- What to work on -
Once the pictures are set aside, transcribe the remaining data exactly.

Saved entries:
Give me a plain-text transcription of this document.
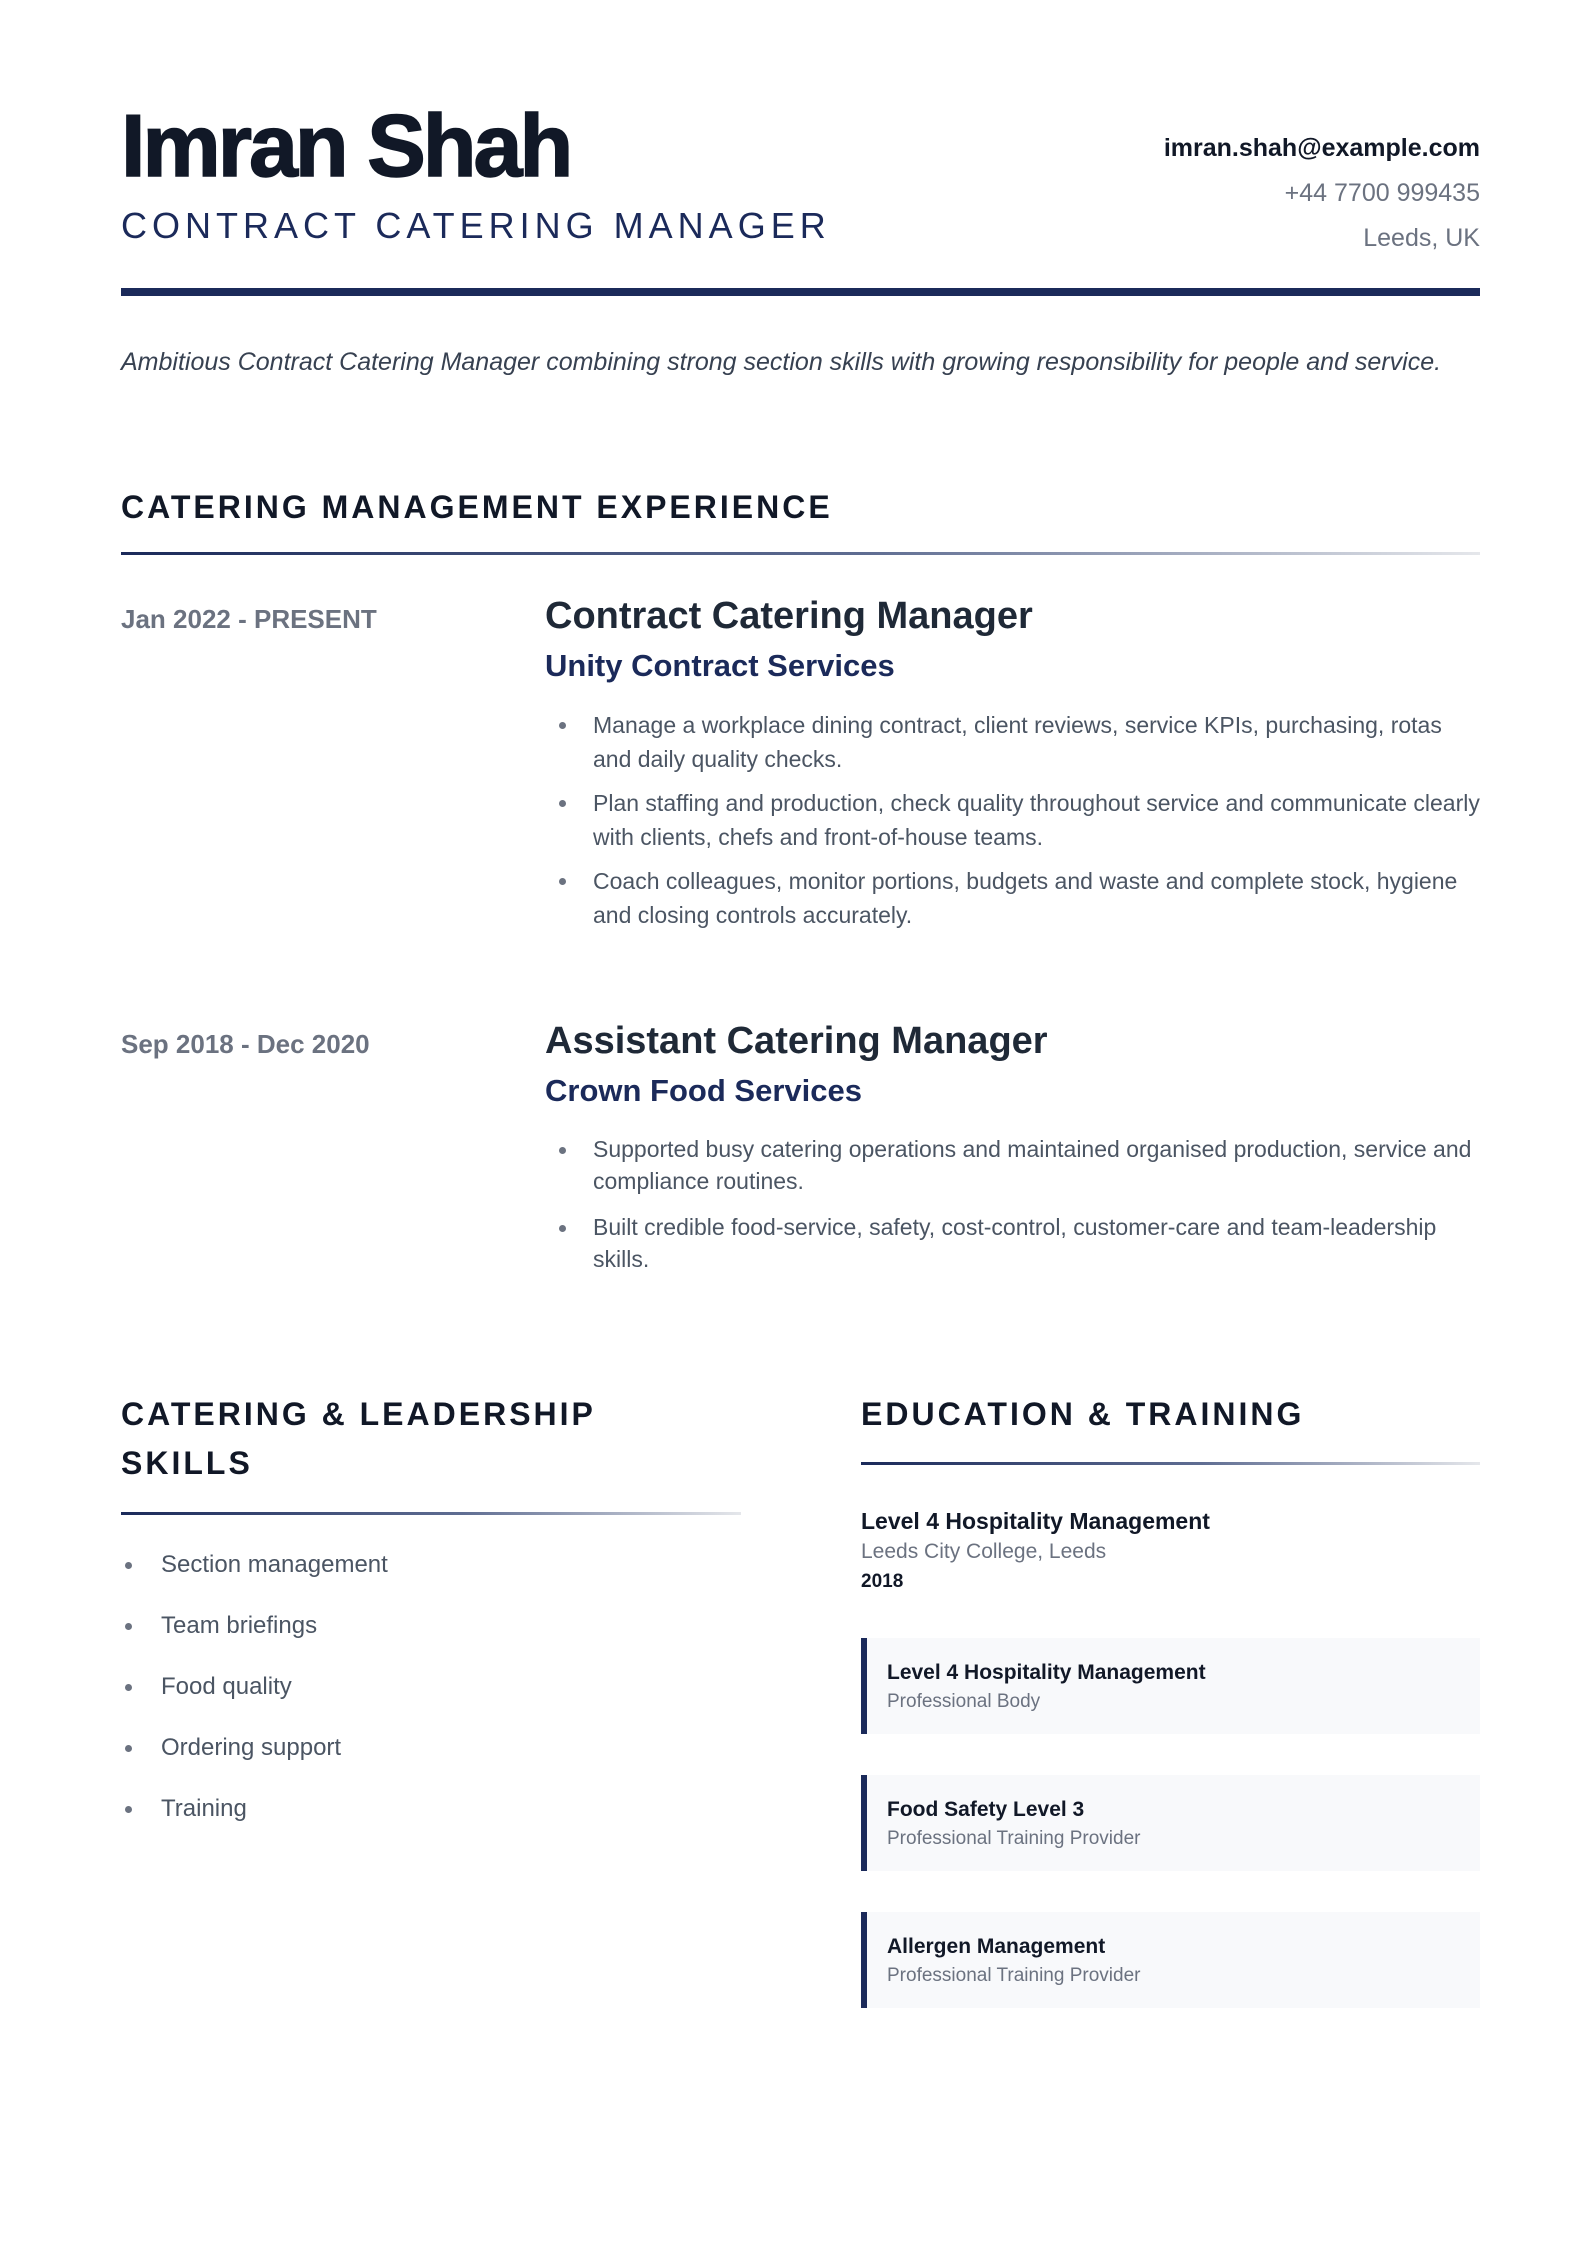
Imran Shah
CONTRACT CATERING MANAGER
imran.shah@example.com
+44 7700 999435
Leeds, UK

Ambitious Contract Catering Manager combining strong section skills with growing responsibility for people and service.

CATERING MANAGEMENT EXPERIENCE
Jan 2022 - PRESENT	Contract Catering Manager
Unity Contract Services
Manage a workplace dining contract, client reviews, service KPIs, purchasing, rotas and daily quality checks.
Plan staffing and production, check quality throughout service and communicate clearly with clients, chefs and front-of-house teams.
Coach colleagues, monitor portions, budgets and waste and complete stock, hygiene and closing controls accurately.
Sep 2018 - Dec 2020	Assistant Catering Manager
Crown Food Services
Supported busy catering operations and maintained organised production, service and compliance routines.
Built credible food-service, safety, cost-control, customer-care and team-leadership skills.
CATERING & LEADERSHIP SKILLS
Section management
Team briefings
Food quality
Ordering support
Training
EDUCATION & TRAINING

Level 4 Hospitality Management

Leeds City College, Leeds

2018

Level 4 Hospitality Management

Professional Body

Food Safety Level 3

Professional Training Provider

Allergen Management

Professional Training Provider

- Exercise solution -
Give me a plain-text transcription of this document.
Imran Shah
CONTRACT CATERING MANAGER
imran.shah@example.com
+44 7700 999435
Leeds, UK

Ambitious Contract Catering Manager combining strong section skills with growing responsibility for people and service.

CATERING MANAGEMENT EXPERIENCE
Jan 2022 - PRESENT	Contract Catering Manager
Unity Contract Services
Manage a workplace dining contract, client reviews, service KPIs, purchasing, rotas and daily quality checks.
Plan staffing and production, check quality throughout service and communicate clearly with clients, chefs and front-of-house teams.
Coach colleagues, monitor portions, budgets and waste and complete stock, hygiene and closing controls accurately.
Sep 2018 - Dec 2020	Assistant Catering Manager
Crown Food Services
Supported busy catering operations and maintained organised production, service and compliance routines.
Built credible food-service, safety, cost-control, customer-care and team-leadership skills.
CATERING & LEADERSHIP SKILLS
Section management
Team briefings
Food quality
Ordering support
Training
EDUCATION & TRAINING

Level 4 Hospitality Management

Leeds City College, Leeds

2018

Level 4 Hospitality Management

Professional Body

Food Safety Level 3

Professional Training Provider

Allergen Management

Professional Training Provider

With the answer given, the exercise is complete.